• _Given records_
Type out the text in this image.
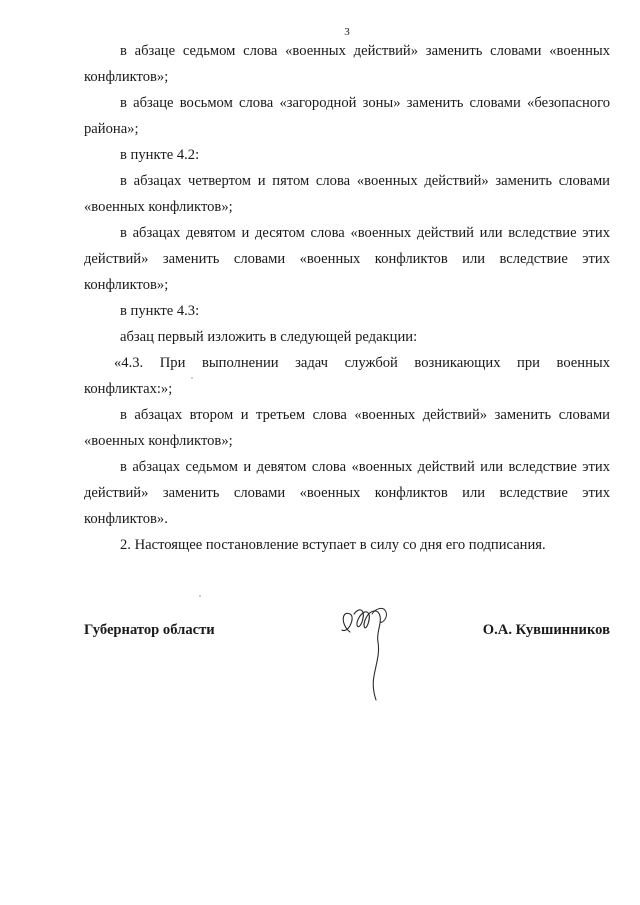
3

в абзаце седьмом слова «военных действий» заменить словами «военных конфликтов»;

в абзаце восьмом слова «загородной зоны» заменить словами «безопасного района»;

в пункте 4.2:

в абзацах четвертом и пятом слова «военных действий» заменить словами «военных конфликтов»;

в абзацах девятом и десятом слова «военных действий или вследствие этих действий» заменить словами «военных конфликтов или вследствие этих конфликтов»;

в пункте 4.3:

абзац первый изложить в следующей редакции:

«4.3. При выполнении задач службой возникающих при военных конфликтах:»;

в абзацах втором и третьем слова «военных действий» заменить словами «военных конфликтов»;

в абзацах седьмом и девятом слова «военных действий или вследствие этих действий» заменить словами «военных конфликтов или вследствие этих конфликтов».

2. Настоящее постановление вступает в силу со дня его подписания.

Губернатор области	О.А. Кувшинников
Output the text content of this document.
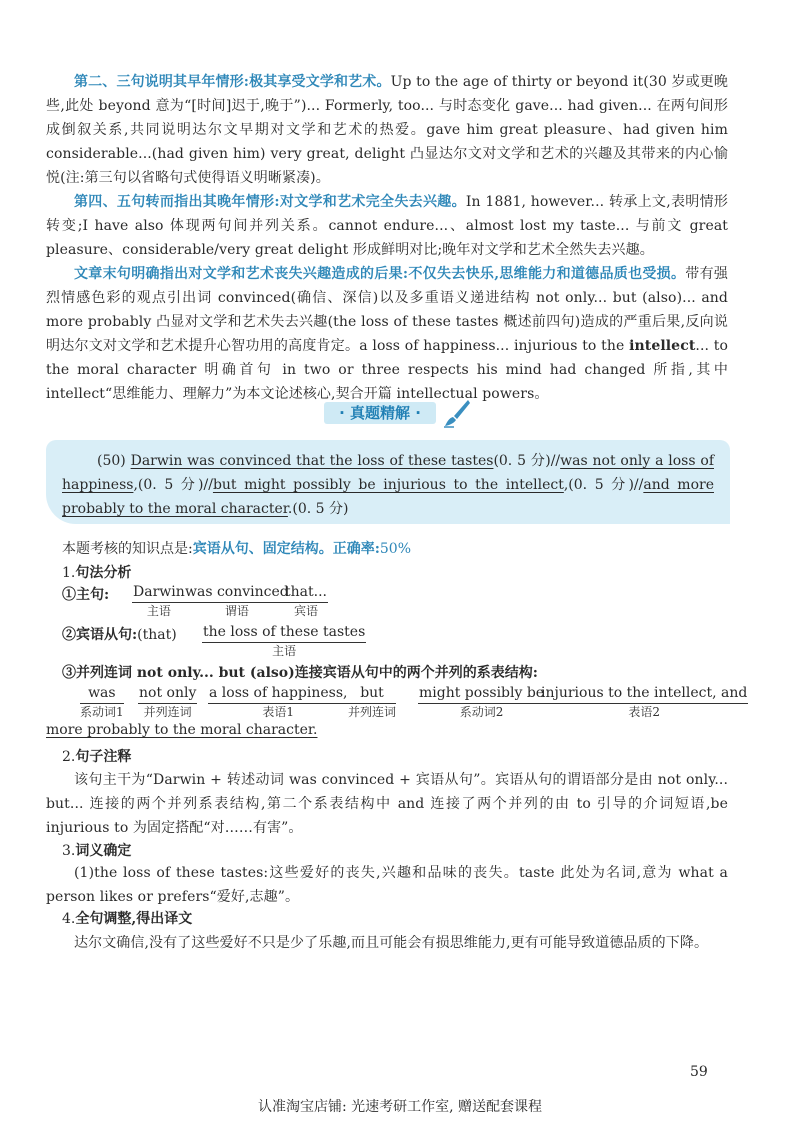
第二、三句说明其早年情形:极其享受文学和艺术。Up to the age of thirty or beyond it(30 岁或更晚些,此处 beyond 意为“[时间]迟于,晚于”)... Formerly, too... 与时态变化 gave... had given... 在两句间形成倒叙关系,共同说明达尔文早期对文学和艺术的热爱。gave him great pleasure、had given him considerable...(had given him) very great, delight 凸显达尔文对文学和艺术的兴趣及其带来的内心愉悦(注:第三句以省略句式使得语义明晰紧凑)。

第四、五句转而指出其晚年情形:对文学和艺术完全失去兴趣。In 1881, however... 转承上文,表明情形转变;I have also 体现两句间并列关系。cannot endure...、almost lost my taste... 与前文 great pleasure、considerable/very great delight 形成鲜明对比;晚年对文学和艺术全然失去兴趣。

文章末句明确指出对文学和艺术丧失兴趣造成的后果:不仅失去快乐,思维能力和道德品质也受损。带有强烈情感色彩的观点引出词 convinced(确信、深信)以及多重语义递进结构 not only... but (also)... and more probably 凸显对文学和艺术失去兴趣(the loss of these tastes 概述前四句)造成的严重后果,反向说明达尔文对文学和艺术提升心智功用的高度肯定。a loss of happiness... injurious to the intellect... to the moral character 明确首句 in two or three respects his mind had changed 所指,其中 intellect“思维能力、理解力”为本文论述核心,契合开篇 intellectual powers。

· 真题精解 ·

(50) Darwin was convinced that the loss of these tastes(0. 5 分)//was not only a loss of happiness,(0. 5 分)//but might possibly be injurious to the intellect,(0. 5 分)//and more probably to the moral character.(0. 5 分)

本题考核的知识点是:宾语从句、固定结构。正确率:50%

1.句法分析

①主句: Darwin
主语
was convinced
谓语
that...
宾语

②宾语从句:(that) the loss of these tastes
主语

③并列连词 not only... but (also)连接宾语从句中的两个并列的系表结构:

was
系动词1
not only
并列连词
a loss of happiness,
表语1
but
并列连词
might possibly be
系动词2
injurious to the intellect, and
表语2

more probably to the moral character.

2.句子注释

该句主干为“Darwin + 转述动词 was convinced + 宾语从句”。宾语从句的谓语部分是由 not only... but... 连接的两个并列系表结构,第二个系表结构中 and 连接了两个并列的由 to 引导的介词短语,be injurious to 为固定搭配“对……有害”。

3.词义确定

(1)the loss of these tastes:这些爱好的丧失,兴趣和品味的丧失。taste 此处为名词,意为 what a person likes or prefers“爱好,志趣”。

4.全句调整,得出译文

达尔文确信,没有了这些爱好不只是少了乐趣,而且可能会有损思维能力,更有可能导致道德品质的下降。

59
认准淘宝店铺: 光速考研工作室, 赠送配套课程
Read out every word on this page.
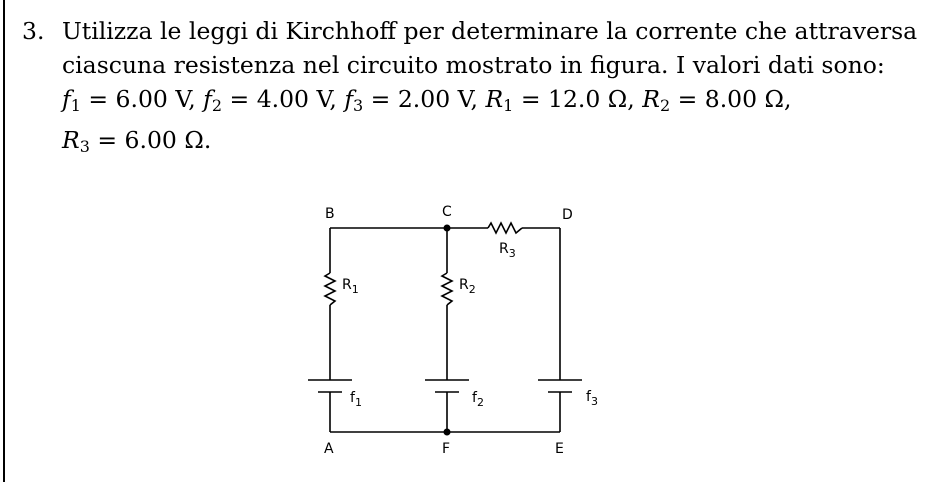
3. Utilizza le leggi di Kirchhoff per determinare la corrente che attraversa
ciascuna resistenza nel circuito mostrato in figura. I valori dati sono:
$f_1 = 6.00$ V, $f_2 = 4.00$ V, $f_3 = 2.00$ V, $R_1 = 12.0$ Ω, $R_2 = 8.00$ Ω,
$R_3 = 6.00$ Ω.
B	C	D
A	F	E
$R_1$	$R_2$
$R_3$
$f_1$	$f_2$	$f_3$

• _Required work_
Skip the pictures and write out exactly the lines from the line containing "Read out every word on this page." through the end of the listing above.

• _Expected answer_
Read out every word on this page.
3. Utilizza le leggi di Kirchhoff per determinare la corrente che attraversa
ciascuna resistenza nel circuito mostrato in figura. I valori dati sono:
$f_1 = 6.00$ V, $f_2 = 4.00$ V, $f_3 = 2.00$ V, $R_1 = 12.0$ Ω, $R_2 = 8.00$ Ω,
$R_3 = 6.00$ Ω.
B	C	D
A	F	E
$R_1$	$R_2$
$R_3$
$f_1$	$f_2$	$f_3$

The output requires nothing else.